▸ **Description of the task**: Write out the full set of records below exactly.

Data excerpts
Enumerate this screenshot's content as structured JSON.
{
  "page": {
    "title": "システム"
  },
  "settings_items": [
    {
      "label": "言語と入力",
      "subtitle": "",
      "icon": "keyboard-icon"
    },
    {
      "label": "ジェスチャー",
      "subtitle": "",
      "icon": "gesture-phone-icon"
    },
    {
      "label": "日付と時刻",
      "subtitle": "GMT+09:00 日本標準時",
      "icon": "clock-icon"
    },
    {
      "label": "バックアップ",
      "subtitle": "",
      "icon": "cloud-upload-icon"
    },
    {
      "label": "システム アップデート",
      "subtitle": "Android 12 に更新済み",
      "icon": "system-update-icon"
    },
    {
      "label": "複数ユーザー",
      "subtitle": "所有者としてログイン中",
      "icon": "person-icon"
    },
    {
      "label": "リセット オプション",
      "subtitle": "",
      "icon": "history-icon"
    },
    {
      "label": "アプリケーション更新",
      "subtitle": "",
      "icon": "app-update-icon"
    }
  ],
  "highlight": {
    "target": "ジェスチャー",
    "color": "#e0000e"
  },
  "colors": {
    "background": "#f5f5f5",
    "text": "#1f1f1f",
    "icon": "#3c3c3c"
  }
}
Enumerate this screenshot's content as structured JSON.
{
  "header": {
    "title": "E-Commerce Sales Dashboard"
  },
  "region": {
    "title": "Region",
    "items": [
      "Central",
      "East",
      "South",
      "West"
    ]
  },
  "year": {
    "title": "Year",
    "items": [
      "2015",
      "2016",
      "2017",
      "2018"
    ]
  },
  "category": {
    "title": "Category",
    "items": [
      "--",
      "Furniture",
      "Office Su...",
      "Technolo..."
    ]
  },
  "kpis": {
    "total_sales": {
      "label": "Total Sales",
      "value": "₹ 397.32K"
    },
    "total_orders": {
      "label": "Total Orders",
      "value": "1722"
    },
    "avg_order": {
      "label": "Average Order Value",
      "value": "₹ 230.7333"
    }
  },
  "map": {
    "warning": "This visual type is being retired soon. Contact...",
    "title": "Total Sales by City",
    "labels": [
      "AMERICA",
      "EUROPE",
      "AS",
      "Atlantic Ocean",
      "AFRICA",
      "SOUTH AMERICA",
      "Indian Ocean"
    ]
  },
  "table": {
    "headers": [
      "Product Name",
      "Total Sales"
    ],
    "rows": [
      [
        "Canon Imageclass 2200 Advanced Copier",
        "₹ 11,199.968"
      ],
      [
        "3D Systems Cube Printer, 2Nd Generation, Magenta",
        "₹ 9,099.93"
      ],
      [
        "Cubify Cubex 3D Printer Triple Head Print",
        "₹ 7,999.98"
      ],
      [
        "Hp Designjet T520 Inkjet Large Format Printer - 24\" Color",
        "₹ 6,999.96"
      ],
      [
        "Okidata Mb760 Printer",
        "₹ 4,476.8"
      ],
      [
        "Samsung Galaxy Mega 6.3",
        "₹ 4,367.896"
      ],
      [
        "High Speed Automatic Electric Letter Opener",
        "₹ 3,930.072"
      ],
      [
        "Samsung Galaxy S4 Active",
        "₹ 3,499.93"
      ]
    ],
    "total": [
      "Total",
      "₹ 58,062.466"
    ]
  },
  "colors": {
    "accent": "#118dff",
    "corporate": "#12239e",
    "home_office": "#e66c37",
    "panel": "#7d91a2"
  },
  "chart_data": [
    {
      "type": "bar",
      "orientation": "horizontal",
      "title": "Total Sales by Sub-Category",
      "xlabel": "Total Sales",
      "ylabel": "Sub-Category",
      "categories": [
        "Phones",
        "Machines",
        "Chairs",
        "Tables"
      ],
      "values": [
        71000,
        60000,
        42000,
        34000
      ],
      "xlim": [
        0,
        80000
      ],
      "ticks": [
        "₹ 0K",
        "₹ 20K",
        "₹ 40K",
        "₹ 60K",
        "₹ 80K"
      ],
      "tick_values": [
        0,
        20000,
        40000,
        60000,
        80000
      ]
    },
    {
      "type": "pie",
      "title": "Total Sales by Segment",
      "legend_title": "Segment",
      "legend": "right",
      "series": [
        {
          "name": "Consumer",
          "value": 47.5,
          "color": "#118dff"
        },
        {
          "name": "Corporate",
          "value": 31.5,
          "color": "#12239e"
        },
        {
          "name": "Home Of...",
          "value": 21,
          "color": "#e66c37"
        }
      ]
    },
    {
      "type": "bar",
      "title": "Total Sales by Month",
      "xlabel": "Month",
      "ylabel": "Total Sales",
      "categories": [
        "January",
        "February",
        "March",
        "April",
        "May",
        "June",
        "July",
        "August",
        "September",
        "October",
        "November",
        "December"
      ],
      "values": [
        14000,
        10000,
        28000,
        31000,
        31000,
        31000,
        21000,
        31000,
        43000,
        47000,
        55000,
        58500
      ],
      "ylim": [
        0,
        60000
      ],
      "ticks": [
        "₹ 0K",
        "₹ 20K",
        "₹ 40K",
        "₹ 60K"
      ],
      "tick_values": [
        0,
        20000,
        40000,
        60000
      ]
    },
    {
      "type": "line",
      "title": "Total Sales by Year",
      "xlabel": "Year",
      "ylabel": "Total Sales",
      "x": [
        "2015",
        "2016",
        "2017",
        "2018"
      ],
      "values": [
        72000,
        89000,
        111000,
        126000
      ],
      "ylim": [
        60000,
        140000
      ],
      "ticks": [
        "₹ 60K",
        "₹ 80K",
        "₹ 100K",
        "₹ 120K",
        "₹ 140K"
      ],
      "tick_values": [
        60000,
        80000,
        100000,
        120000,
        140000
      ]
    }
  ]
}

▸ **Answer**:
Enumerate this screenshot's content as structured JSON.
{
  "page": {
    "title": "システム"
  },
  "settings_items": [
    {
      "label": "言語と入力",
      "subtitle": "",
      "icon": "keyboard-icon"
    },
    {
      "label": "ジェスチャー",
      "subtitle": "",
      "icon": "gesture-phone-icon"
    },
    {
      "label": "日付と時刻",
      "subtitle": "GMT+09:00 日本標準時",
      "icon": "clock-icon"
    },
    {
      "label": "バックアップ",
      "subtitle": "",
      "icon": "cloud-upload-icon"
    },
    {
      "label": "システム アップデート",
      "subtitle": "Android 12 に更新済み",
      "icon": "system-update-icon"
    },
    {
      "label": "複数ユーザー",
      "subtitle": "所有者としてログイン中",
      "icon": "person-icon"
    },
    {
      "label": "リセット オプション",
      "subtitle": "",
      "icon": "history-icon"
    },
    {
      "label": "アプリケーション更新",
      "subtitle": "",
      "icon": "app-update-icon"
    }
  ],
  "highlight": {
    "target": "ジェスチャー",
    "color": "#e0000e"
  },
  "colors": {
    "background": "#f5f5f5",
    "text": "#1f1f1f",
    "icon": "#3c3c3c"
  }
}
Enumerate this screenshot's content as structured JSON.
{
  "header": {
    "title": "E-Commerce Sales Dashboard"
  },
  "region": {
    "title": "Region",
    "items": [
      "Central",
      "East",
      "South",
      "West"
    ]
  },
  "year": {
    "title": "Year",
    "items": [
      "2015",
      "2016",
      "2017",
      "2018"
    ]
  },
  "category": {
    "title": "Category",
    "items": [
      "--",
      "Furniture",
      "Office Su...",
      "Technolo..."
    ]
  },
  "kpis": {
    "total_sales": {
      "label": "Total Sales",
      "value": "₹ 397.32K"
    },
    "total_orders": {
      "label": "Total Orders",
      "value": "1722"
    },
    "avg_order": {
      "label": "Average Order Value",
      "value": "₹ 230.7333"
    }
  },
  "map": {
    "warning": "This visual type is being retired soon. Contact...",
    "title": "Total Sales by City",
    "labels": [
      "AMERICA",
      "EUROPE",
      "AS",
      "Atlantic Ocean",
      "AFRICA",
      "SOUTH AMERICA",
      "Indian Ocean"
    ]
  },
  "table": {
    "headers": [
      "Product Name",
      "Total Sales"
    ],
    "rows": [
      [
        "Canon Imageclass 2200 Advanced Copier",
        "₹ 11,199.968"
      ],
      [
        "3D Systems Cube Printer, 2Nd Generation, Magenta",
        "₹ 9,099.93"
      ],
      [
        "Cubify Cubex 3D Printer Triple Head Print",
        "₹ 7,999.98"
      ],
      [
        "Hp Designjet T520 Inkjet Large Format Printer - 24\" Color",
        "₹ 6,999.96"
      ],
      [
        "Okidata Mb760 Printer",
        "₹ 4,476.8"
      ],
      [
        "Samsung Galaxy Mega 6.3",
        "₹ 4,367.896"
      ],
      [
        "High Speed Automatic Electric Letter Opener",
        "₹ 3,930.072"
      ],
      [
        "Samsung Galaxy S4 Active",
        "₹ 3,499.93"
      ]
    ],
    "total": [
      "Total",
      "₹ 58,062.466"
    ]
  },
  "colors": {
    "accent": "#118dff",
    "corporate": "#12239e",
    "home_office": "#e66c37",
    "panel": "#7d91a2"
  },
  "chart_data": [
    {
      "type": "bar",
      "orientation": "horizontal",
      "title": "Total Sales by Sub-Category",
      "xlabel": "Total Sales",
      "ylabel": "Sub-Category",
      "categories": [
        "Phones",
        "Machines",
        "Chairs",
        "Tables"
      ],
      "values": [
        71000,
        60000,
        42000,
        34000
      ],
      "xlim": [
        0,
        80000
      ],
      "ticks": [
        "₹ 0K",
        "₹ 20K",
        "₹ 40K",
        "₹ 60K",
        "₹ 80K"
      ],
      "tick_values": [
        0,
        20000,
        40000,
        60000,
        80000
      ]
    },
    {
      "type": "pie",
      "title": "Total Sales by Segment",
      "legend_title": "Segment",
      "legend": "right",
      "series": [
        {
          "name": "Consumer",
          "value": 47.5,
          "color": "#118dff"
        },
        {
          "name": "Corporate",
          "value": 31.5,
          "color": "#12239e"
        },
        {
          "name": "Home Of...",
          "value": 21,
          "color": "#e66c37"
        }
      ]
    },
    {
      "type": "bar",
      "title": "Total Sales by Month",
      "xlabel": "Month",
      "ylabel": "Total Sales",
      "categories": [
        "January",
        "February",
        "March",
        "April",
        "May",
        "June",
        "July",
        "August",
        "September",
        "October",
        "November",
        "December"
      ],
      "values": [
        14000,
        10000,
        28000,
        31000,
        31000,
        31000,
        21000,
        31000,
        43000,
        47000,
        55000,
        58500
      ],
      "ylim": [
        0,
        60000
      ],
      "ticks": [
        "₹ 0K",
        "₹ 20K",
        "₹ 40K",
        "₹ 60K"
      ],
      "tick_values": [
        0,
        20000,
        40000,
        60000
      ]
    },
    {
      "type": "line",
      "title": "Total Sales by Year",
      "xlabel": "Year",
      "ylabel": "Total Sales",
      "x": [
        "2015",
        "2016",
        "2017",
        "2018"
      ],
      "values": [
        72000,
        89000,
        111000,
        126000
      ],
      "ylim": [
        60000,
        140000
      ],
      "ticks": [
        "₹ 60K",
        "₹ 80K",
        "₹ 100K",
        "₹ 120K",
        "₹ 140K"
      ],
      "tick_values": [
        60000,
        80000,
        100000,
        120000,
        140000
      ]
    }
  ]
}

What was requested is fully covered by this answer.